PROBLEM DETAILS
Give back the full listing verbatim, apart from its images.

STORED RECORDS
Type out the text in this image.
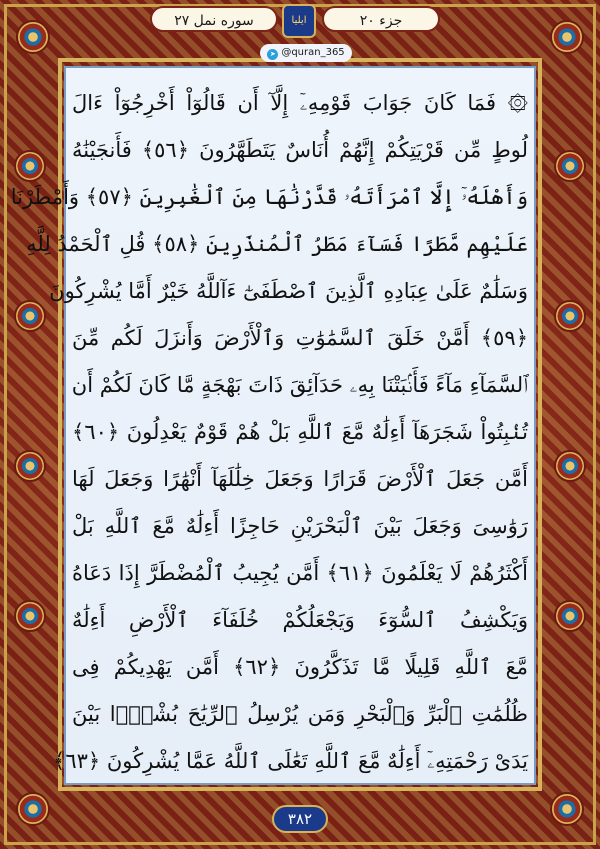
سوره نمل ۲۷	ایلیا	جزء ۲۰
➤ @quran_365
۞ فَمَا كَانَ جَوَابَ قَوْمِهِۦٓ إِلَّآ أَن قَالُوٓاْ أَخْرِجُوٓاْ ءَالَ
لُوطٍ مِّن قَرْيَتِكُمْ إِنَّهُمْ أُنَاسٌ يَتَطَهَّرُونَ ﴿٥٦﴾ فَأَنجَيْنَٰهُ
وَأَهْلَهُۥٓ إِلَّا ٱمْرَأَتَهُۥ قَدَّرْنَٰهَا مِنَ ٱلْغَٰبِرِينَ ﴿٥٧﴾ وَأَمْطَرْنَا
عَلَيْهِم مَّطَرًا فَسَآءَ مَطَرُ ٱلْمُنذَرِينَ ﴿٥٨﴾ قُلِ ٱلْحَمْدُ لِلَّهِ
وَسَلَٰمٌ عَلَىٰ عِبَادِهِ ٱلَّذِينَ ٱصْطَفَىٰٓ ءَآللَّهُ خَيْرٌ أَمَّا يُشْرِكُونَ
﴿٥٩﴾ أَمَّنْ خَلَقَ ٱلسَّمَٰوَٰتِ وَٱلْأَرْضَ وَأَنزَلَ لَكُم مِّنَ
ٱلسَّمَآءِ مَآءً فَأَنۢبَتْنَا بِهِۦ حَدَآئِقَ ذَاتَ بَهْجَةٍ مَّا كَانَ لَكُمْ أَن
تُنۢبِتُواْ شَجَرَهَآ أَءِلَٰهٌ مَّعَ ٱللَّهِ بَلْ هُمْ قَوْمٌ يَعْدِلُونَ ﴿٦٠﴾
أَمَّن جَعَلَ ٱلْأَرْضَ قَرَارًا وَجَعَلَ خِلَٰلَهَآ أَنْهَٰرًا وَجَعَلَ لَهَا
رَوَٰسِىَ وَجَعَلَ بَيْنَ ٱلْبَحْرَيْنِ حَاجِزًا أَءِلَٰهٌ مَّعَ ٱللَّهِ بَلْ
أَكْثَرُهُمْ لَا يَعْلَمُونَ ﴿٦١﴾ أَمَّن يُجِيبُ ٱلْمُضْطَرَّ إِذَا دَعَاهُ
وَيَكْشِفُ ٱلسُّوٓءَ وَيَجْعَلُكُمْ خُلَفَآءَ ٱلْأَرْضِ أَءِلَٰهٌ
مَّعَ ٱللَّهِ قَلِيلًا مَّا تَذَكَّرُونَ ﴿٦٢﴾ أَمَّن يَهْدِيكُمْ فِى
ظُلُمَٰتِ ٱلْبَرِّ وَٱلْبَحْرِ وَمَن يُرْسِلُ ٱلرِّيَٰحَ بُشْرًۢا بَيْنَ
يَدَىْ رَحْمَتِهِۦٓ أَءِلَٰهٌ مَّعَ ٱللَّهِ تَعَٰلَى ٱللَّهُ عَمَّا يُشْرِكُونَ ﴿٦٣﴾
۳۸۲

WRITTEN ANSWER
Type out the text in this image.
سوره نمل ۲۷	ایلیا	جزء ۲۰
➤ @quran_365
۞ فَمَا كَانَ جَوَابَ قَوْمِهِۦٓ إِلَّآ أَن قَالُوٓاْ أَخْرِجُوٓاْ ءَالَ
لُوطٍ مِّن قَرْيَتِكُمْ إِنَّهُمْ أُنَاسٌ يَتَطَهَّرُونَ ﴿٥٦﴾ فَأَنجَيْنَٰهُ
وَأَهْلَهُۥٓ إِلَّا ٱمْرَأَتَهُۥ قَدَّرْنَٰهَا مِنَ ٱلْغَٰبِرِينَ ﴿٥٧﴾ وَأَمْطَرْنَا
عَلَيْهِم مَّطَرًا فَسَآءَ مَطَرُ ٱلْمُنذَرِينَ ﴿٥٨﴾ قُلِ ٱلْحَمْدُ لِلَّهِ
وَسَلَٰمٌ عَلَىٰ عِبَادِهِ ٱلَّذِينَ ٱصْطَفَىٰٓ ءَآللَّهُ خَيْرٌ أَمَّا يُشْرِكُونَ
﴿٥٩﴾ أَمَّنْ خَلَقَ ٱلسَّمَٰوَٰتِ وَٱلْأَرْضَ وَأَنزَلَ لَكُم مِّنَ
ٱلسَّمَآءِ مَآءً فَأَنۢبَتْنَا بِهِۦ حَدَآئِقَ ذَاتَ بَهْجَةٍ مَّا كَانَ لَكُمْ أَن
تُنۢبِتُواْ شَجَرَهَآ أَءِلَٰهٌ مَّعَ ٱللَّهِ بَلْ هُمْ قَوْمٌ يَعْدِلُونَ ﴿٦٠﴾
أَمَّن جَعَلَ ٱلْأَرْضَ قَرَارًا وَجَعَلَ خِلَٰلَهَآ أَنْهَٰرًا وَجَعَلَ لَهَا
رَوَٰسِىَ وَجَعَلَ بَيْنَ ٱلْبَحْرَيْنِ حَاجِزًا أَءِلَٰهٌ مَّعَ ٱللَّهِ بَلْ
أَكْثَرُهُمْ لَا يَعْلَمُونَ ﴿٦١﴾ أَمَّن يُجِيبُ ٱلْمُضْطَرَّ إِذَا دَعَاهُ
وَيَكْشِفُ ٱلسُّوٓءَ وَيَجْعَلُكُمْ خُلَفَآءَ ٱلْأَرْضِ أَءِلَٰهٌ
مَّعَ ٱللَّهِ قَلِيلًا مَّا تَذَكَّرُونَ ﴿٦٢﴾ أَمَّن يَهْدِيكُمْ فِى
ظُلُمَٰتِ ٱلْبَرِّ وَٱلْبَحْرِ وَمَن يُرْسِلُ ٱلرِّيَٰحَ بُشْرًۢا بَيْنَ
يَدَىْ رَحْمَتِهِۦٓ أَءِلَٰهٌ مَّعَ ٱللَّهِ تَعَٰلَى ٱللَّهُ عَمَّا يُشْرِكُونَ ﴿٦٣﴾
۳۸۲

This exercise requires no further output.